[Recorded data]
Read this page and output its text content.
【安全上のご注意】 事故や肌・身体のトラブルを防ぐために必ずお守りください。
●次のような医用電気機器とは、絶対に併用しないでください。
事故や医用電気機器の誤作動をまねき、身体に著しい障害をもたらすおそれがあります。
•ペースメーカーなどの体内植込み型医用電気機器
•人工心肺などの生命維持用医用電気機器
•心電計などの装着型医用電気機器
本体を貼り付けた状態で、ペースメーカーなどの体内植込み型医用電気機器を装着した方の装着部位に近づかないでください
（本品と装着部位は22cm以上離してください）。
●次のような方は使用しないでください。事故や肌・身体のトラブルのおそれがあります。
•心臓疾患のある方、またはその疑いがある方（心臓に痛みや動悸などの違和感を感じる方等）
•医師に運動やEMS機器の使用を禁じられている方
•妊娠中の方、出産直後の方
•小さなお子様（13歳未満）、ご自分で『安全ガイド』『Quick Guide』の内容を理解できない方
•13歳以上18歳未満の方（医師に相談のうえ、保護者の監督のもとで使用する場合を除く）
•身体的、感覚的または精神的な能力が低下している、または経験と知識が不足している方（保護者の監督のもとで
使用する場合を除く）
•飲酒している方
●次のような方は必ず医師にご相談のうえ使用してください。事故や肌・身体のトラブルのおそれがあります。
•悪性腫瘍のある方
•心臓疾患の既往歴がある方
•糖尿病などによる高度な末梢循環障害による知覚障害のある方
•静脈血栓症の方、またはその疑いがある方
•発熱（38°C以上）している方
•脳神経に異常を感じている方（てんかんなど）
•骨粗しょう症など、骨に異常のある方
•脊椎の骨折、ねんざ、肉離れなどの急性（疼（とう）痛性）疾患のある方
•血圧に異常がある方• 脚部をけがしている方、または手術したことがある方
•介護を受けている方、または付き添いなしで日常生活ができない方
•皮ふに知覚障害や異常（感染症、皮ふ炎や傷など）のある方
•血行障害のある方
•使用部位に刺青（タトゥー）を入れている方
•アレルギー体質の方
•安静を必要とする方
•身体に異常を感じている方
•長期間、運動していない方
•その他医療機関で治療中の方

• Problem details: Print the entries exactly. Include every one.

• Solution to the problem:
Read this page and output its text content.
【安全上のご注意】 事故や肌・身体のトラブルを防ぐために必ずお守りください。
●次のような医用電気機器とは、絶対に併用しないでください。
事故や医用電気機器の誤作動をまねき、身体に著しい障害をもたらすおそれがあります。
•ペースメーカーなどの体内植込み型医用電気機器
•人工心肺などの生命維持用医用電気機器
•心電計などの装着型医用電気機器
本体を貼り付けた状態で、ペースメーカーなどの体内植込み型医用電気機器を装着した方の装着部位に近づかないでください
（本品と装着部位は22cm以上離してください）。
●次のような方は使用しないでください。事故や肌・身体のトラブルのおそれがあります。
•心臓疾患のある方、またはその疑いがある方（心臓に痛みや動悸などの違和感を感じる方等）
•医師に運動やEMS機器の使用を禁じられている方
•妊娠中の方、出産直後の方
•小さなお子様（13歳未満）、ご自分で『安全ガイド』『Quick Guide』の内容を理解できない方
•13歳以上18歳未満の方（医師に相談のうえ、保護者の監督のもとで使用する場合を除く）
•身体的、感覚的または精神的な能力が低下している、または経験と知識が不足している方（保護者の監督のもとで
使用する場合を除く）
•飲酒している方
●次のような方は必ず医師にご相談のうえ使用してください。事故や肌・身体のトラブルのおそれがあります。
•悪性腫瘍のある方
•心臓疾患の既往歴がある方
•糖尿病などによる高度な末梢循環障害による知覚障害のある方
•静脈血栓症の方、またはその疑いがある方
•発熱（38°C以上）している方
•脳神経に異常を感じている方（てんかんなど）
•骨粗しょう症など、骨に異常のある方
•脊椎の骨折、ねんざ、肉離れなどの急性（疼（とう）痛性）疾患のある方
•血圧に異常がある方• 脚部をけがしている方、または手術したことがある方
•介護を受けている方、または付き添いなしで日常生活ができない方
•皮ふに知覚障害や異常（感染症、皮ふ炎や傷など）のある方
•血行障害のある方
•使用部位に刺青（タトゥー）を入れている方
•アレルギー体質の方
•安静を必要とする方
•身体に異常を感じている方
•長期間、運動していない方
•その他医療機関で治療中の方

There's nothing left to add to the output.